#### Supplied data
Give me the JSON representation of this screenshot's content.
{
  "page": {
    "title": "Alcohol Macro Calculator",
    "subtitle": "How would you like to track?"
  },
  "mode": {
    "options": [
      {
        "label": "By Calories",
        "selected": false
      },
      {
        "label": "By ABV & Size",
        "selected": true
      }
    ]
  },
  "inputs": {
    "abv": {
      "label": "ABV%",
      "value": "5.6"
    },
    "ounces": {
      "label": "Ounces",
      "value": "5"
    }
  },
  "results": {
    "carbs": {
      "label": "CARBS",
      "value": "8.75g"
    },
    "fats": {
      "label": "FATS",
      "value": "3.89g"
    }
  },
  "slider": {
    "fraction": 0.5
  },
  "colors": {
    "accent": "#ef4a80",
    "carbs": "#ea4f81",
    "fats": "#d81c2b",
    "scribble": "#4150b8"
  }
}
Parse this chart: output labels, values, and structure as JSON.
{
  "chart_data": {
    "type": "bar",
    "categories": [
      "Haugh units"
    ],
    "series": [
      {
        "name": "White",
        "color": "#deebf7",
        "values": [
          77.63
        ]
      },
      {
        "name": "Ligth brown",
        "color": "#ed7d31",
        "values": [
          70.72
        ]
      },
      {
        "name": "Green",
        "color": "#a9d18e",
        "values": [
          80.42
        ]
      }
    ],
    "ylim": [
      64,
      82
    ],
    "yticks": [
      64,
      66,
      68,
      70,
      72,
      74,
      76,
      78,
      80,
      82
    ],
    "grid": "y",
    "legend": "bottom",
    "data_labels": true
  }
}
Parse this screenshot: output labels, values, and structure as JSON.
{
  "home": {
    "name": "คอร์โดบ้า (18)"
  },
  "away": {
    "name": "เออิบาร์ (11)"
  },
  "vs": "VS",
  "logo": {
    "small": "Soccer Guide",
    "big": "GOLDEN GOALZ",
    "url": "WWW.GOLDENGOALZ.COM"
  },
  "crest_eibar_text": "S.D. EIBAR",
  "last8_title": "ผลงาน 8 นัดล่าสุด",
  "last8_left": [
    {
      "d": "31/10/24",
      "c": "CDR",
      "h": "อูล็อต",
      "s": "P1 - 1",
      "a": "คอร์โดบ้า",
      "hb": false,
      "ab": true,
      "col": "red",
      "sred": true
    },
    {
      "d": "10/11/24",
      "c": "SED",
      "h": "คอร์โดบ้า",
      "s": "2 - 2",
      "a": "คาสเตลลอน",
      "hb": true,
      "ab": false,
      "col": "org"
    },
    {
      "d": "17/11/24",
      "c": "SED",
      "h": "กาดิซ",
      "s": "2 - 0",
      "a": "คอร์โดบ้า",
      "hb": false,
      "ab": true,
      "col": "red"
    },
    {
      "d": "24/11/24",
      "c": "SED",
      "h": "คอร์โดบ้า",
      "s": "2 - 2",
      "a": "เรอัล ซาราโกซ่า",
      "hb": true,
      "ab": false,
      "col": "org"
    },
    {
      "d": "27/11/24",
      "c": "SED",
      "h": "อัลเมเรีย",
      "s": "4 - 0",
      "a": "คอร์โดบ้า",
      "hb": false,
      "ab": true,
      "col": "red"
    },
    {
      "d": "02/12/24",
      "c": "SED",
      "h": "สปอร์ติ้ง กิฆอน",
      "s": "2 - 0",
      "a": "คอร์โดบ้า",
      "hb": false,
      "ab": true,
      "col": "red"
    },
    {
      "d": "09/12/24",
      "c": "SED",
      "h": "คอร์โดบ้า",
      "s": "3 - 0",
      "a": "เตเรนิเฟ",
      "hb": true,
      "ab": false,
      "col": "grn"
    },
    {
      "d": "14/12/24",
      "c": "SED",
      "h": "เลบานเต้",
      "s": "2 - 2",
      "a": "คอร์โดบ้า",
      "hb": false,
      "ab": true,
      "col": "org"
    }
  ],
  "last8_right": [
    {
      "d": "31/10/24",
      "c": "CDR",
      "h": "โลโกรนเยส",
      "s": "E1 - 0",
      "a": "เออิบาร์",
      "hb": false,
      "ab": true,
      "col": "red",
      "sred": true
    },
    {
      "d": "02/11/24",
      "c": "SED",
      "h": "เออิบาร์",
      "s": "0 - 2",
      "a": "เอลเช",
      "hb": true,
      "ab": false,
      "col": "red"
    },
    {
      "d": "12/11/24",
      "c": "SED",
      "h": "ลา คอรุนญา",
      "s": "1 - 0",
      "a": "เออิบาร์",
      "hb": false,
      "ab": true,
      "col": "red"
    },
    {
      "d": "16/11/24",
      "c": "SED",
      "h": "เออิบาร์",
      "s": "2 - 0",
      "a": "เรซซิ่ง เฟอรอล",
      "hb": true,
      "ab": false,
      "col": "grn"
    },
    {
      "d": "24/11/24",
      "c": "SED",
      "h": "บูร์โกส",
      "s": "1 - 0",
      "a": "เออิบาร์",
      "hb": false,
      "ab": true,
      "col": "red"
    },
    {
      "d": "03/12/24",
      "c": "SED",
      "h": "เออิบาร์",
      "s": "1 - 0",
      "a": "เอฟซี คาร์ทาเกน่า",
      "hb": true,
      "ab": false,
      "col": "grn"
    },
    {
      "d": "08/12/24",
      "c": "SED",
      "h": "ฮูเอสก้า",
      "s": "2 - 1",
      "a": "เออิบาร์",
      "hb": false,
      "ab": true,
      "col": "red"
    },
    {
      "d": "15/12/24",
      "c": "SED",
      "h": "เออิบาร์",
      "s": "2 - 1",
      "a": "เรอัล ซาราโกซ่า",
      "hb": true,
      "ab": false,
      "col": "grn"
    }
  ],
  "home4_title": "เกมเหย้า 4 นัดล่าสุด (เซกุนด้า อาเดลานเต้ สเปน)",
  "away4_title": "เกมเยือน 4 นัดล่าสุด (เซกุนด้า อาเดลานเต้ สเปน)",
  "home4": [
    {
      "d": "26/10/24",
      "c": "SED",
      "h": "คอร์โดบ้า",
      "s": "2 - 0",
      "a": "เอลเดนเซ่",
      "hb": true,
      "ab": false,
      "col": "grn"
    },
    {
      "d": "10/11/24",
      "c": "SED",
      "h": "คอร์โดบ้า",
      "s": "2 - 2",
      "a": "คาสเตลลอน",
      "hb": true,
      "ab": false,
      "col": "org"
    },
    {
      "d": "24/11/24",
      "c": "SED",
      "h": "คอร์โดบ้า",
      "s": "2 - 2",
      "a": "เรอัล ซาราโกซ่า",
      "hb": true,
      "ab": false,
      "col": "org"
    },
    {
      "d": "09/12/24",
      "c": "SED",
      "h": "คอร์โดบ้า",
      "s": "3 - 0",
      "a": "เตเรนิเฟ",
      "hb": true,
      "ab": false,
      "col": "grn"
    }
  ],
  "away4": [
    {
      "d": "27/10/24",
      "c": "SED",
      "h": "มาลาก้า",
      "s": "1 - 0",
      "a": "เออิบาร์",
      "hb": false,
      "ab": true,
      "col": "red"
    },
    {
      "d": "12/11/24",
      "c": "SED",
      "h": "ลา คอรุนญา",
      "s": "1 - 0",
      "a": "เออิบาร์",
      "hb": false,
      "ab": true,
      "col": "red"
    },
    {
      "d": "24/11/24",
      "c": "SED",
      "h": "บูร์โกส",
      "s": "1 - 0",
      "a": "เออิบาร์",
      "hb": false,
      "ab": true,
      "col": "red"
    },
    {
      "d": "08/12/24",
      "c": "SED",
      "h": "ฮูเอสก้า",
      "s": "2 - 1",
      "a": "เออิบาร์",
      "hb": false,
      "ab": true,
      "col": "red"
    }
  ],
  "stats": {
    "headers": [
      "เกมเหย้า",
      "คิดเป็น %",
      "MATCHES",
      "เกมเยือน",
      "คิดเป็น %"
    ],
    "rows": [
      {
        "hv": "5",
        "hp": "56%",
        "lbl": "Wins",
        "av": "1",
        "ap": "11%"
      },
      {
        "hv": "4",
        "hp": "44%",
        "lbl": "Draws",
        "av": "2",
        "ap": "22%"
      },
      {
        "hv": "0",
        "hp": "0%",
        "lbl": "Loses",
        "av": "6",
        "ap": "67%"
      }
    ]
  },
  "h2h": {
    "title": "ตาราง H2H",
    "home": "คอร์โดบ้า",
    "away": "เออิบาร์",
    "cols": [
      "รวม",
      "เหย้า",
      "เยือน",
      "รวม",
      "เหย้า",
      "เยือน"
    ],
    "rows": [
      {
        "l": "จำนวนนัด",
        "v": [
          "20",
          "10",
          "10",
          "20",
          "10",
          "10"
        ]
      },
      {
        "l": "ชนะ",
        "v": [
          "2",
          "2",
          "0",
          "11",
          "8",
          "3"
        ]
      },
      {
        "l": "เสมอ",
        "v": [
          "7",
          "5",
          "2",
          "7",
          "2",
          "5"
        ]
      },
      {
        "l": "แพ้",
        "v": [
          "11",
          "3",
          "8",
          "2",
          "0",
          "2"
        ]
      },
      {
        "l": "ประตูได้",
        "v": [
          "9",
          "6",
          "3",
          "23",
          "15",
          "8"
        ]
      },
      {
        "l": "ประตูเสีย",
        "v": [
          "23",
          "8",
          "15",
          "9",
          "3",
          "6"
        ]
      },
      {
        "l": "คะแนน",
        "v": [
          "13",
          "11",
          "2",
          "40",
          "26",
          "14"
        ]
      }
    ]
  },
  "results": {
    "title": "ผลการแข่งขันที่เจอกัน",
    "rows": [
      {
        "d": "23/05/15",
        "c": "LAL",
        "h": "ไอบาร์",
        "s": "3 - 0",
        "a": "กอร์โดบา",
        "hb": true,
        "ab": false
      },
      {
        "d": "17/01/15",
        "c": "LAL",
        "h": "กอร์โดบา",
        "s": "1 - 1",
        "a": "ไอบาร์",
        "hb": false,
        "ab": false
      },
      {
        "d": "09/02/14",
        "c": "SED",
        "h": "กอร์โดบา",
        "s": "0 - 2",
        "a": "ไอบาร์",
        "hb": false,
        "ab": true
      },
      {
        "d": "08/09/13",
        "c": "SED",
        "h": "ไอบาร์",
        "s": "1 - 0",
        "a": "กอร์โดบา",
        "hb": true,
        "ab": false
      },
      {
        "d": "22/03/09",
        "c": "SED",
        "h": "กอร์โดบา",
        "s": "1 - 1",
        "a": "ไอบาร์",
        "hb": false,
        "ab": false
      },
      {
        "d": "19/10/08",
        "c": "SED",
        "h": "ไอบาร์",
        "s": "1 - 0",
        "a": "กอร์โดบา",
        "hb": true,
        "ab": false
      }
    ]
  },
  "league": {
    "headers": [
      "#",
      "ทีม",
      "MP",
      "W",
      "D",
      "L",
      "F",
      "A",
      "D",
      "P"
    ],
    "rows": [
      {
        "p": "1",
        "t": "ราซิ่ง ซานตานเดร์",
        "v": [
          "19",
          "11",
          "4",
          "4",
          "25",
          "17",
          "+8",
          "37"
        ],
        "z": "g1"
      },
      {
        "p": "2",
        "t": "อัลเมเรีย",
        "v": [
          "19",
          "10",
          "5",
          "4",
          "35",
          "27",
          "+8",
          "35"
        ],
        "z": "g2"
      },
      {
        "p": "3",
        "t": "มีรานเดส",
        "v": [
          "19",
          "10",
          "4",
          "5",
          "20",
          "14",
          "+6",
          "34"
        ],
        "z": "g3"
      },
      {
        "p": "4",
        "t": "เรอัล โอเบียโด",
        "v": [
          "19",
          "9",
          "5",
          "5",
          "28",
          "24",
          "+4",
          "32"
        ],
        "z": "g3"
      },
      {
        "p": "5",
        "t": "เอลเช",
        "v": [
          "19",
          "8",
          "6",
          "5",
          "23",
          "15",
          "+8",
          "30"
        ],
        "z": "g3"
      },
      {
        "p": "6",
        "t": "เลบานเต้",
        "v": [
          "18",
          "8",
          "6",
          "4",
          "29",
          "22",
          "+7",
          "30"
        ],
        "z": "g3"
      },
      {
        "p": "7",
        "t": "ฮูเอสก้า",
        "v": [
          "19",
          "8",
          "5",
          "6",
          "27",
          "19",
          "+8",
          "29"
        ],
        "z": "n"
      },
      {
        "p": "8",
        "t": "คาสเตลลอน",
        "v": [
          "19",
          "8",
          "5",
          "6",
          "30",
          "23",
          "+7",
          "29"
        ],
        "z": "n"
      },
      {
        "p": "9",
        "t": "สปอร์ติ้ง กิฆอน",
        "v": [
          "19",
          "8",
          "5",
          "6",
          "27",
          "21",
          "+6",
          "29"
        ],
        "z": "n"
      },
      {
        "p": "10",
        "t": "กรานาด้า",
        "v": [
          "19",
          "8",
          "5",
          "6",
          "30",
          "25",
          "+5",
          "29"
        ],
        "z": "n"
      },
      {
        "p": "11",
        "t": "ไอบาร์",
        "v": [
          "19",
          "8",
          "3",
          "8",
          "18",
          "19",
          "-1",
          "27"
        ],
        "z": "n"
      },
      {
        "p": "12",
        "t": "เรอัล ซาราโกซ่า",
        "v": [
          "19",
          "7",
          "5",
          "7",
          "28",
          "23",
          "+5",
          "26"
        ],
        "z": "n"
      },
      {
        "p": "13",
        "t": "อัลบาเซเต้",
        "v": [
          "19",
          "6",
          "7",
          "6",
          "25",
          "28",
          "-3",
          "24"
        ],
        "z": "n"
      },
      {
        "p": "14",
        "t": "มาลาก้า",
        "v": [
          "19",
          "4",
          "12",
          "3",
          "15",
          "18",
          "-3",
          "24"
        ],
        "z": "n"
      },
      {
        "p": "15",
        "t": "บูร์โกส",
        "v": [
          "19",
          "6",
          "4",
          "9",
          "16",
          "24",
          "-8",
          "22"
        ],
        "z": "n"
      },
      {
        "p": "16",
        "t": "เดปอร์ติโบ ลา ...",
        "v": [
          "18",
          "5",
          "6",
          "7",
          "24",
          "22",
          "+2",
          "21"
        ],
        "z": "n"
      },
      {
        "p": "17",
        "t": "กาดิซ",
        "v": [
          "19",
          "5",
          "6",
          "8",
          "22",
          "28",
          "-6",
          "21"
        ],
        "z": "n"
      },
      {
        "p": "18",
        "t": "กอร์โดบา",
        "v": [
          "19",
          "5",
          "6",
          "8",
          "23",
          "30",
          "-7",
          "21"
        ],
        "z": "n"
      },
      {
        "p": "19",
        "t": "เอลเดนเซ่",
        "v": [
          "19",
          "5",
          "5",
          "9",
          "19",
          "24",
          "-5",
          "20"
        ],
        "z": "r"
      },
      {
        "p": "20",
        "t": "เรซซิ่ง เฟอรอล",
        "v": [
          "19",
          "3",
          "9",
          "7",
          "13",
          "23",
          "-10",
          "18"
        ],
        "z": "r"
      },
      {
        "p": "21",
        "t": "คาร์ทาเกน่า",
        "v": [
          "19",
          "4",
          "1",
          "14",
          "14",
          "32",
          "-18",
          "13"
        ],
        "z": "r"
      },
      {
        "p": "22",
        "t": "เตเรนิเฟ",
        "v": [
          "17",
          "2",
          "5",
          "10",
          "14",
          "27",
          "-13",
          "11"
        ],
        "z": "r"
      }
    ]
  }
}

#### Directive
Find each line holding the string "name" and copy it out.

#### Written answer
        "name": "White",
        "name": "Ligth brown",
        "name": "Green",
    "name": "คอร์โดบ้า (18)"
    "name": "เออิบาร์ (11)"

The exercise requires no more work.